++++ Exercise inputs ++++

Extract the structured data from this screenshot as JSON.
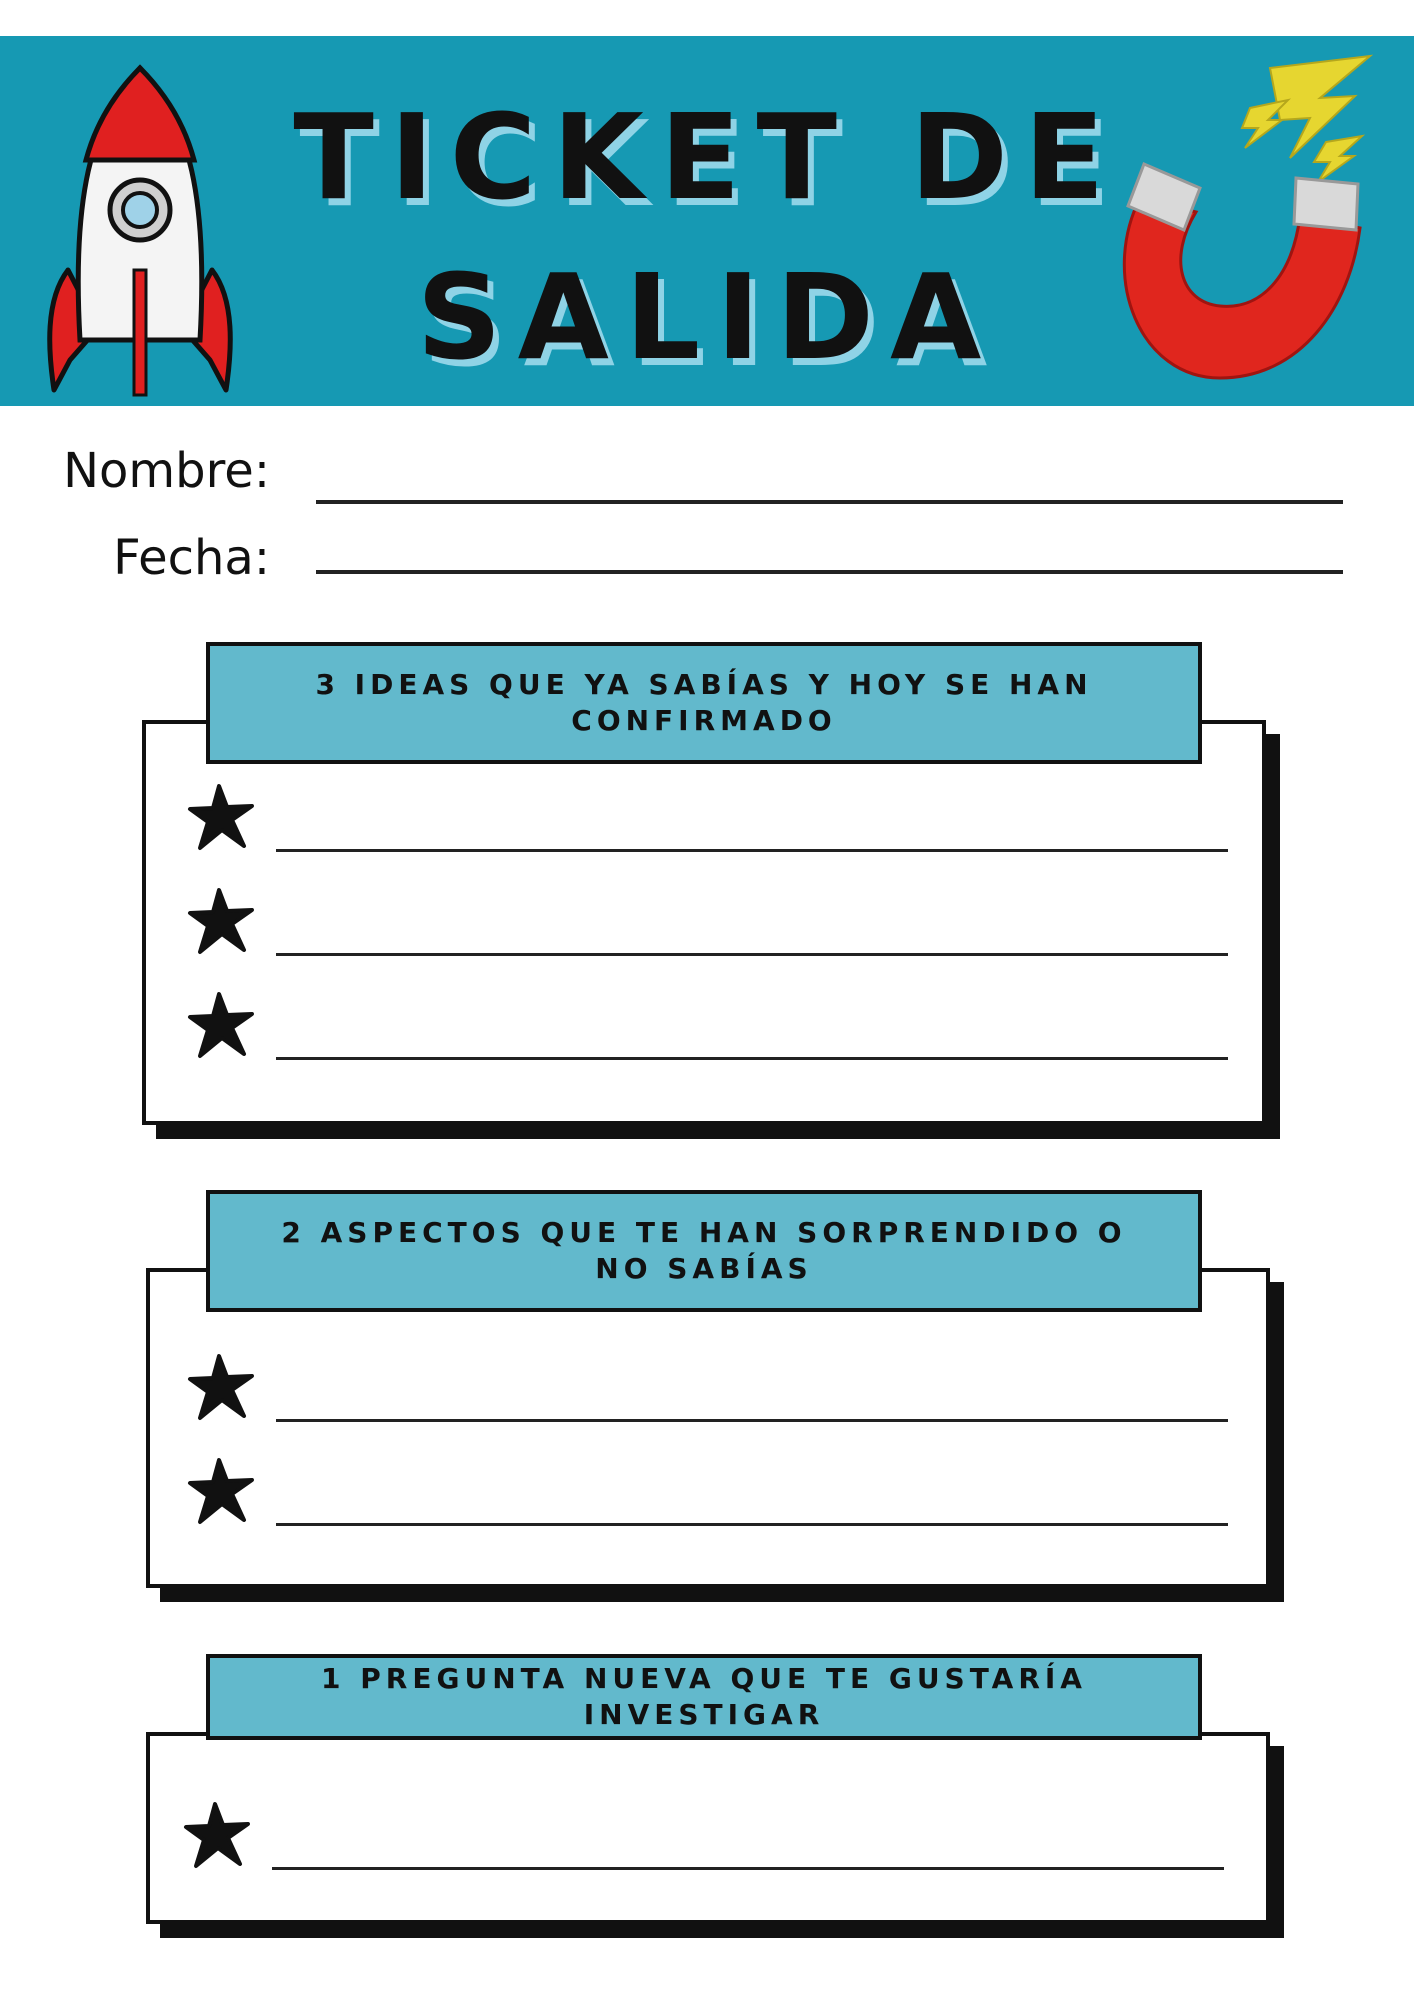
{
  "header": {
    "title_line1": "TICKET DE",
    "title_line2": "SALIDA",
    "banner_color": "#1699b3",
    "icons": [
      "rocket-icon",
      "magnet-icon"
    ]
  },
  "fields": {
    "name_label": "Nombre:",
    "date_label": "Fecha:"
  },
  "sections": [
    {
      "title": "3 IDEAS QUE YA SABÍAS Y HOY SE HAN CONFIRMADO",
      "lines": 3
    },
    {
      "title": "2 ASPECTOS QUE TE HAN SORPRENDIDO O NO SABÍAS",
      "lines": 2
    },
    {
      "title": "1 PREGUNTA NUEVA QUE TE GUSTARÍA INVESTIGAR",
      "lines": 1
    }
  ],
  "colors": {
    "header_box": "#62b9cc",
    "ink": "#111111"
  }
}
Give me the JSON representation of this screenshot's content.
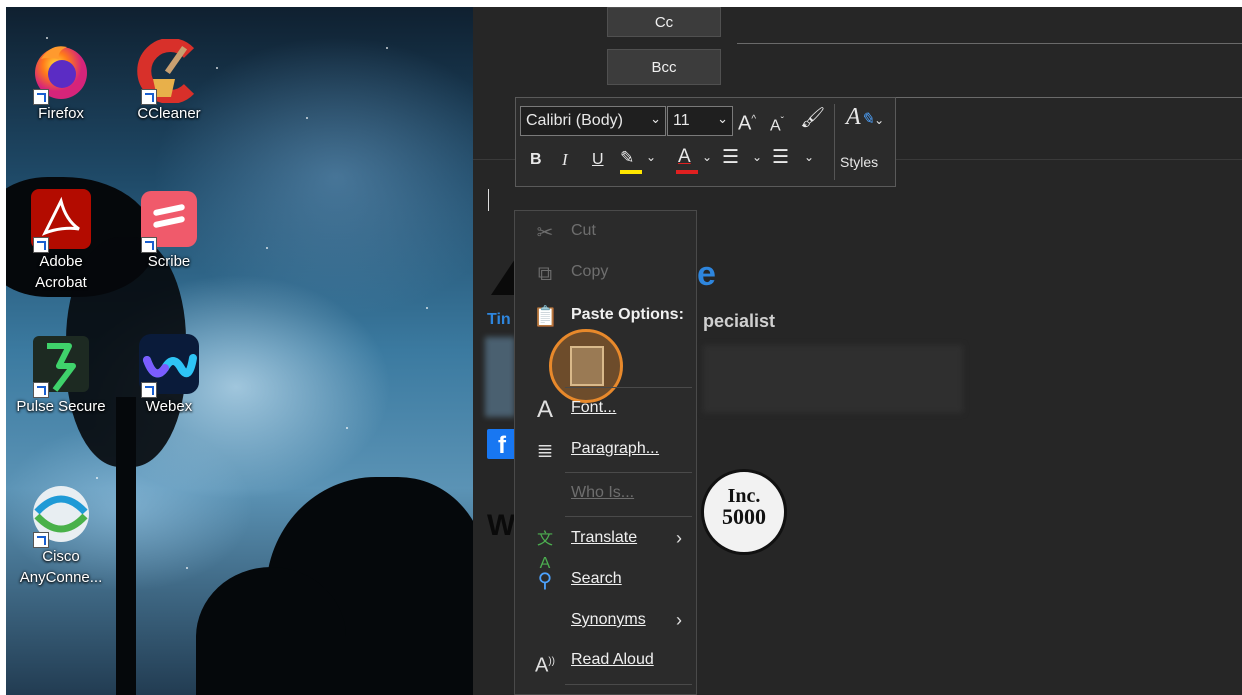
{
  "desktop": {
    "icons": [
      {
        "label": "Firefox",
        "icon": "firefox-icon"
      },
      {
        "label": "CCleaner",
        "icon": "ccleaner-icon"
      },
      {
        "label": "Adobe Acrobat",
        "icon": "adobe-acrobat-icon"
      },
      {
        "label": "Scribe",
        "icon": "scribe-icon"
      },
      {
        "label": "Pulse Secure",
        "icon": "pulse-secure-icon"
      },
      {
        "label": "Webex",
        "icon": "webex-icon"
      },
      {
        "label": "Cisco AnyConne...",
        "icon": "cisco-anyconnect-icon"
      }
    ]
  },
  "compose": {
    "cc_label": "Cc",
    "bcc_label": "Bcc"
  },
  "mini_toolbar": {
    "font_name": "Calibri (Body)",
    "font_size": "11",
    "bold": "B",
    "italic": "I",
    "underline": "U",
    "font_color_letter": "A",
    "grow_font": "A",
    "shrink_font": "A",
    "styles_label": "Styles",
    "highlight_color": "#ffe600",
    "font_color": "#e02020"
  },
  "context_menu": {
    "cut": "Cut",
    "copy": "Copy",
    "paste_options": "Paste Options:",
    "font": "Font...",
    "paragraph": "Paragraph...",
    "who_is": "Who Is...",
    "translate": "Translate",
    "search": "Search",
    "synonyms": "Synonyms",
    "read_aloud": "Read Aloud"
  },
  "signature": {
    "name_fragment": "Tin",
    "title_fragment": "pecialist",
    "letter_fragment": "W",
    "badge_top": "Inc.",
    "badge_bottom": "5000",
    "facebook": "f"
  },
  "colors": {
    "highlight_ring": "#e8892b",
    "outlook_bg": "#262626",
    "menu_bg": "#2b2b2b"
  }
}
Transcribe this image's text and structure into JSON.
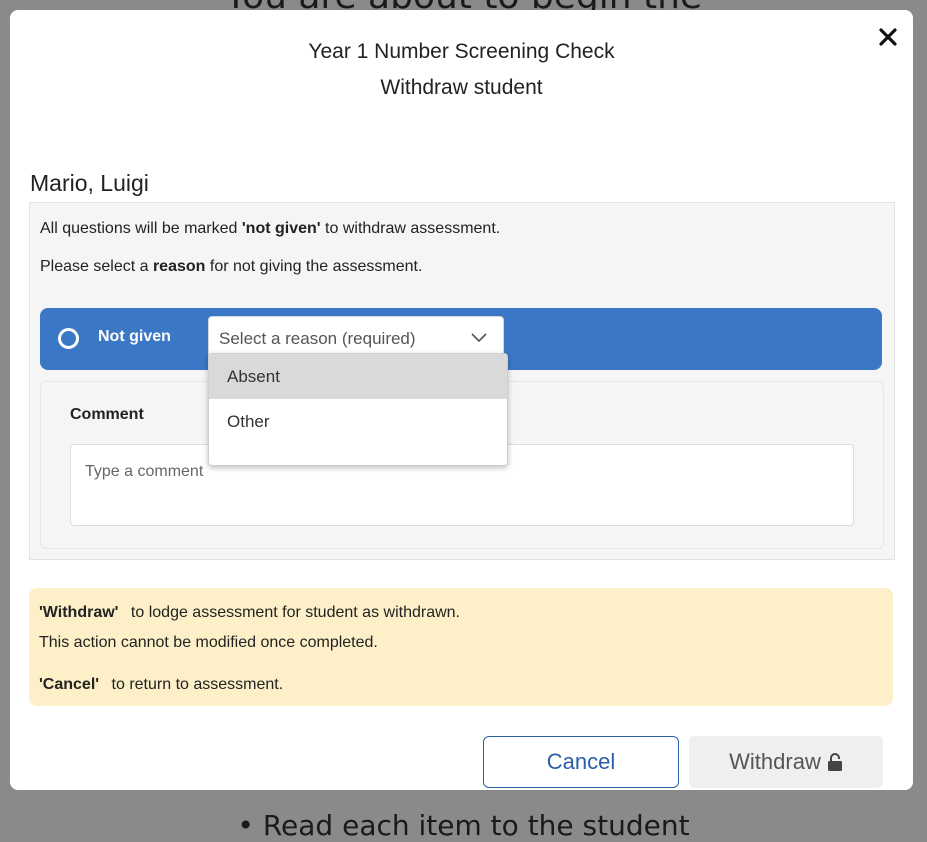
{
  "background": {
    "top_text": "You are about to begin the",
    "bottom_text": "• Read each item to the student"
  },
  "modal": {
    "title_line1": "Year 1 Number Screening Check",
    "title_line2": "Withdraw student",
    "close_icon": "close-icon"
  },
  "student": {
    "name": "Mario, Luigi"
  },
  "info": {
    "line1_prefix": "All questions will be marked ",
    "line1_bold": "'not given'",
    "line1_suffix": " to withdraw assessment.",
    "line2_prefix": "Please select a ",
    "line2_bold": "reason",
    "line2_suffix": " for not giving the assessment."
  },
  "not_given": {
    "label": "Not given",
    "selected": false,
    "select_placeholder": "Select a reason (required)",
    "options": [
      "Absent",
      "Other"
    ],
    "highlighted_option": "Absent"
  },
  "comment": {
    "label": "Comment",
    "placeholder": "Type a comment"
  },
  "notice": {
    "withdraw_bold": "'Withdraw'",
    "withdraw_text": "to lodge assessment for student as withdrawn.",
    "withdraw_text2": "This action cannot be modified once completed.",
    "cancel_bold": "'Cancel'",
    "cancel_text": "to return to assessment."
  },
  "buttons": {
    "cancel_label": "Cancel",
    "withdraw_label": "Withdraw",
    "withdraw_icon": "unlock-icon",
    "withdraw_enabled": false
  },
  "colors": {
    "primary_blue": "#3a77c4",
    "cancel_blue": "#2b5ea7",
    "notice_bg": "#fdf0c8",
    "overlay_gray": "#8a8a8a"
  }
}
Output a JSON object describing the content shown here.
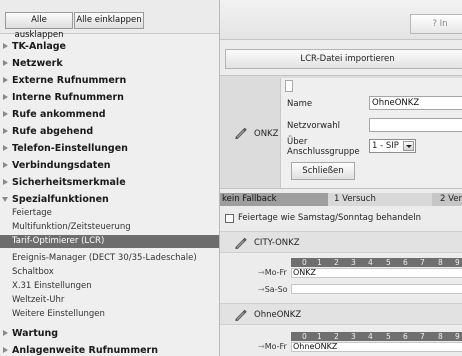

++++

**Given request**:
Reproduce the data above in full, exactly as it is, with the pictures left out.

**Written solution**:
Extract the structured data from this screenshot as JSON.
{
  "header": {
    "title_line1": "TICKET DE",
    "title_line2": "SALIDA",
    "banner_color": "#1699b3",
    "icons": [
      "rocket-icon",
      "magnet-icon"
    ]
  },
  "fields": {
    "name_label": "Nombre:",
    "date_label": "Fecha:"
  },
  "sections": [
    {
      "title": "3 IDEAS QUE YA SABÍAS Y HOY SE HAN CONFIRMADO",
      "lines": 3
    },
    {
      "title": "2 ASPECTOS QUE TE HAN SORPRENDIDO O NO SABÍAS",
      "lines": 2
    },
    {
      "title": "1 PREGUNTA NUEVA QUE TE GUSTARÍA INVESTIGAR",
      "lines": 1
    }
  ],
  "colors": {
    "header_box": "#62b9cc",
    "ink": "#111111"
  }
}
Give me the JSON representation of this screenshot's content.
{
  "desktop": {
    "icons": [
      {
        "label": "Firefox",
        "icon": "firefox-icon"
      },
      {
        "label": "CCleaner",
        "icon": "ccleaner-icon"
      },
      {
        "label": "Adobe Acrobat",
        "icon": "adobe-acrobat-icon"
      },
      {
        "label": "Scribe",
        "icon": "scribe-icon"
      },
      {
        "label": "Pulse Secure",
        "icon": "pulse-secure-icon"
      },
      {
        "label": "Webex",
        "icon": "webex-icon"
      },
      {
        "label": "Cisco AnyConne...",
        "icon": "cisco-anyconnect-icon"
      }
    ]
  },
  "compose": {
    "cc_label": "Cc",
    "bcc_label": "Bcc"
  },
  "mini_toolbar": {
    "font_name": "Calibri (Body)",
    "font_size": "11",
    "bold": "B",
    "italic": "I",
    "underline": "U",
    "font_color_letter": "A",
    "grow_font": "A",
    "shrink_font": "A",
    "styles_label": "Styles",
    "highlight_color": "#ffe600",
    "font_color": "#e02020"
  },
  "context_menu": {
    "cut": "Cut",
    "copy": "Copy",
    "paste_options": "Paste Options:",
    "font": "Font...",
    "paragraph": "Paragraph...",
    "who_is": "Who Is...",
    "translate": "Translate",
    "search": "Search",
    "synonyms": "Synonyms",
    "read_aloud": "Read Aloud"
  },
  "signature": {
    "name_fragment": "Tin",
    "title_fragment": "pecialist",
    "letter_fragment": "W",
    "badge_top": "Inc.",
    "badge_bottom": "5000",
    "facebook": "f"
  },
  "colors": {
    "highlight_ring": "#e8892b",
    "outlook_bg": "#262626",
    "menu_bg": "#2b2b2b"
  }
}
Transcribe this image's text and structure into JSON.
{
  "background": {
    "top_text": "You are about to begin the",
    "bottom_text": "• Read each item to the student"
  },
  "modal": {
    "title_line1": "Year 1 Number Screening Check",
    "title_line2": "Withdraw student",
    "close_icon": "close-icon"
  },
  "student": {
    "name": "Mario, Luigi"
  },
  "info": {
    "line1_prefix": "All questions will be marked ",
    "line1_bold": "'not given'",
    "line1_suffix": " to withdraw assessment.",
    "line2_prefix": "Please select a ",
    "line2_bold": "reason",
    "line2_suffix": " for not giving the assessment."
  },
  "not_given": {
    "label": "Not given",
    "selected": false,
    "select_placeholder": "Select a reason (required)",
    "options": [
      "Absent",
      "Other"
    ],
    "highlighted_option": "Absent"
  },
  "comment": {
    "label": "Comment",
    "placeholder": "Type a comment"
  },
  "notice": {
    "withdraw_bold": "'Withdraw'",
    "withdraw_text": "to lodge assessment for student as withdrawn.",
    "withdraw_text2": "This action cannot be modified once completed.",
    "cancel_bold": "'Cancel'",
    "cancel_text": "to return to assessment."
  },
  "buttons": {
    "cancel_label": "Cancel",
    "withdraw_label": "Withdraw",
    "withdraw_icon": "unlock-icon",
    "withdraw_enabled": false
  },
  "colors": {
    "primary_blue": "#3a77c4",
    "cancel_blue": "#2b5ea7",
    "notice_bg": "#fdf0c8",
    "overlay_gray": "#8a8a8a"
  }
}
Output a JSON object describing the content shown here.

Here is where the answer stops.